Problem description.
What follows is a set of records; restate each one word for word and drop the pictures.

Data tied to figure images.
────────────────────────────────────────

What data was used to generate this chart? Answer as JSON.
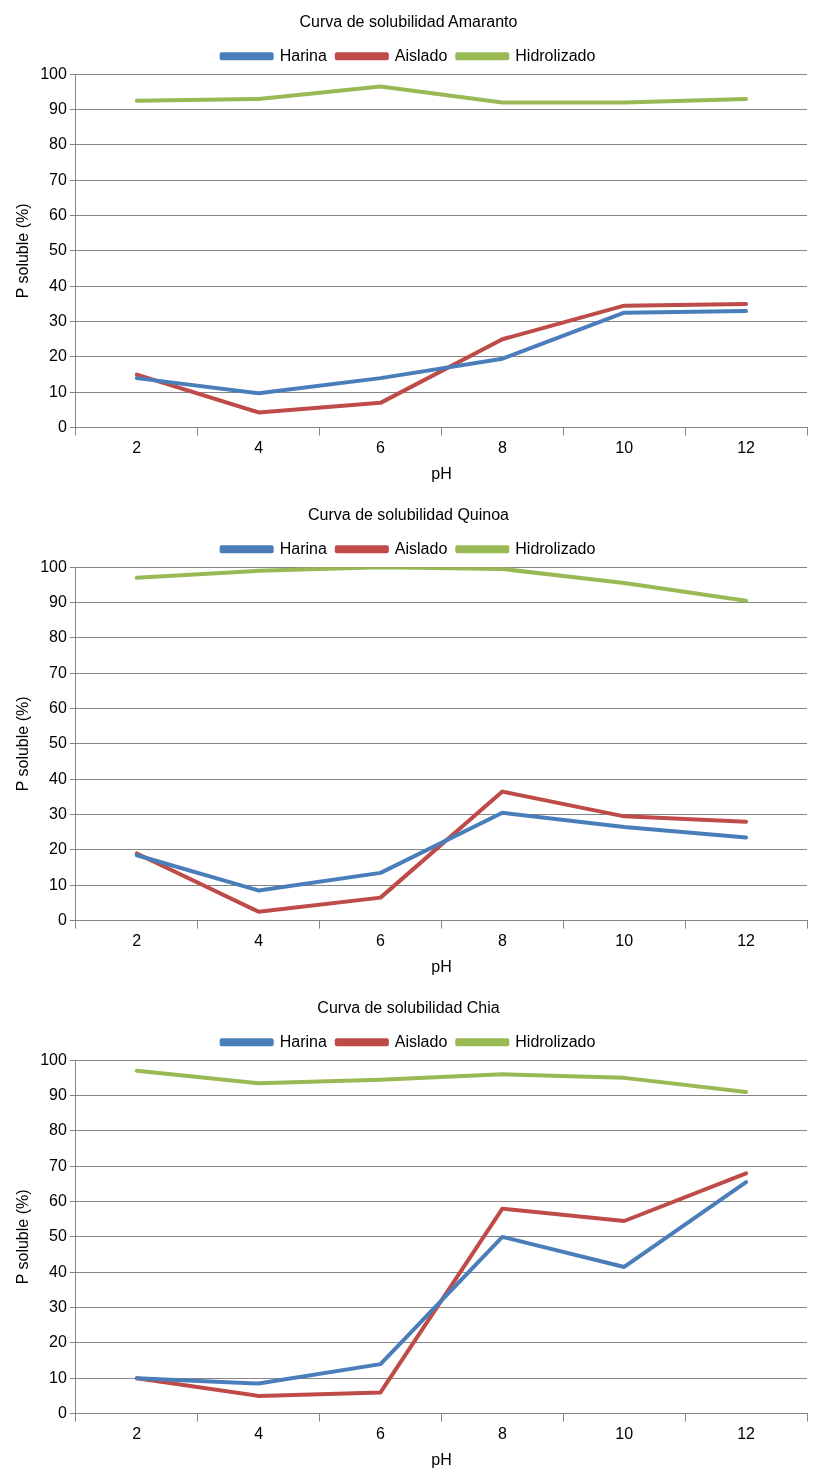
{
  "chart_data": [
    {
      "type": "line",
      "title": "Curva de solubilidad Amaranto",
      "xlabel": "pH",
      "ylabel": "P soluble (%)",
      "categories": [
        "2",
        "4",
        "6",
        "8",
        "10",
        "12"
      ],
      "ylim": [
        0,
        100
      ],
      "yticks": [
        0,
        10,
        20,
        30,
        40,
        50,
        60,
        70,
        80,
        90,
        100
      ],
      "grid": "y",
      "legend": "top",
      "marker": "none",
      "series": [
        {
          "name": "Harina",
          "color": "#4a7ebb",
          "values": [
            14,
            9.7,
            14,
            19.5,
            32.5,
            33
          ]
        },
        {
          "name": "Aislado",
          "color": "#be4b48",
          "values": [
            15,
            4.3,
            7,
            25,
            34.5,
            35
          ]
        },
        {
          "name": "Hidrolizado",
          "color": "#98b954",
          "values": [
            92.5,
            93,
            96.5,
            92,
            92,
            93
          ]
        }
      ]
    },
    {
      "type": "line",
      "title": "Curva de solubilidad Quinoa",
      "xlabel": "pH",
      "ylabel": "P soluble (%)",
      "categories": [
        "2",
        "4",
        "6",
        "8",
        "10",
        "12"
      ],
      "ylim": [
        0,
        100
      ],
      "yticks": [
        0,
        10,
        20,
        30,
        40,
        50,
        60,
        70,
        80,
        90,
        100
      ],
      "grid": "y",
      "legend": "top",
      "marker": "none",
      "series": [
        {
          "name": "Harina",
          "color": "#4a7ebb",
          "values": [
            18.5,
            8.5,
            13.5,
            30.5,
            26.5,
            23.5
          ]
        },
        {
          "name": "Aislado",
          "color": "#be4b48",
          "values": [
            19,
            2.5,
            6.5,
            36.5,
            29.5,
            28
          ]
        },
        {
          "name": "Hidrolizado",
          "color": "#98b954",
          "values": [
            97,
            99,
            100,
            99.5,
            95.5,
            90.5
          ]
        }
      ]
    },
    {
      "type": "line",
      "title": "Curva de solubilidad Chia",
      "xlabel": "pH",
      "ylabel": "P soluble (%)",
      "categories": [
        "2",
        "4",
        "6",
        "8",
        "10",
        "12"
      ],
      "ylim": [
        0,
        100
      ],
      "yticks": [
        0,
        10,
        20,
        30,
        40,
        50,
        60,
        70,
        80,
        90,
        100
      ],
      "grid": "y",
      "legend": "top",
      "marker": "none",
      "series": [
        {
          "name": "Harina",
          "color": "#4a7ebb",
          "values": [
            10,
            8.5,
            14,
            50,
            41.5,
            65.5
          ]
        },
        {
          "name": "Aislado",
          "color": "#be4b48",
          "values": [
            10,
            5,
            6,
            58,
            54.5,
            68
          ]
        },
        {
          "name": "Hidrolizado",
          "color": "#98b954",
          "values": [
            97,
            93.5,
            94.5,
            96,
            95,
            91
          ]
        }
      ]
    }
  ]
}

────────────────────────────────────────

Full output.
What data was used to generate this chart? Answer as JSON.
{
  "chart_data": [
    {
      "type": "line",
      "title": "Curva de solubilidad Amaranto",
      "xlabel": "pH",
      "ylabel": "P soluble (%)",
      "categories": [
        "2",
        "4",
        "6",
        "8",
        "10",
        "12"
      ],
      "ylim": [
        0,
        100
      ],
      "yticks": [
        0,
        10,
        20,
        30,
        40,
        50,
        60,
        70,
        80,
        90,
        100
      ],
      "grid": "y",
      "legend": "top",
      "marker": "none",
      "series": [
        {
          "name": "Harina",
          "color": "#4a7ebb",
          "values": [
            14,
            9.7,
            14,
            19.5,
            32.5,
            33
          ]
        },
        {
          "name": "Aislado",
          "color": "#be4b48",
          "values": [
            15,
            4.3,
            7,
            25,
            34.5,
            35
          ]
        },
        {
          "name": "Hidrolizado",
          "color": "#98b954",
          "values": [
            92.5,
            93,
            96.5,
            92,
            92,
            93
          ]
        }
      ]
    },
    {
      "type": "line",
      "title": "Curva de solubilidad Quinoa",
      "xlabel": "pH",
      "ylabel": "P soluble (%)",
      "categories": [
        "2",
        "4",
        "6",
        "8",
        "10",
        "12"
      ],
      "ylim": [
        0,
        100
      ],
      "yticks": [
        0,
        10,
        20,
        30,
        40,
        50,
        60,
        70,
        80,
        90,
        100
      ],
      "grid": "y",
      "legend": "top",
      "marker": "none",
      "series": [
        {
          "name": "Harina",
          "color": "#4a7ebb",
          "values": [
            18.5,
            8.5,
            13.5,
            30.5,
            26.5,
            23.5
          ]
        },
        {
          "name": "Aislado",
          "color": "#be4b48",
          "values": [
            19,
            2.5,
            6.5,
            36.5,
            29.5,
            28
          ]
        },
        {
          "name": "Hidrolizado",
          "color": "#98b954",
          "values": [
            97,
            99,
            100,
            99.5,
            95.5,
            90.5
          ]
        }
      ]
    },
    {
      "type": "line",
      "title": "Curva de solubilidad Chia",
      "xlabel": "pH",
      "ylabel": "P soluble (%)",
      "categories": [
        "2",
        "4",
        "6",
        "8",
        "10",
        "12"
      ],
      "ylim": [
        0,
        100
      ],
      "yticks": [
        0,
        10,
        20,
        30,
        40,
        50,
        60,
        70,
        80,
        90,
        100
      ],
      "grid": "y",
      "legend": "top",
      "marker": "none",
      "series": [
        {
          "name": "Harina",
          "color": "#4a7ebb",
          "values": [
            10,
            8.5,
            14,
            50,
            41.5,
            65.5
          ]
        },
        {
          "name": "Aislado",
          "color": "#be4b48",
          "values": [
            10,
            5,
            6,
            58,
            54.5,
            68
          ]
        },
        {
          "name": "Hidrolizado",
          "color": "#98b954",
          "values": [
            97,
            93.5,
            94.5,
            96,
            95,
            91
          ]
        }
      ]
    }
  ]
}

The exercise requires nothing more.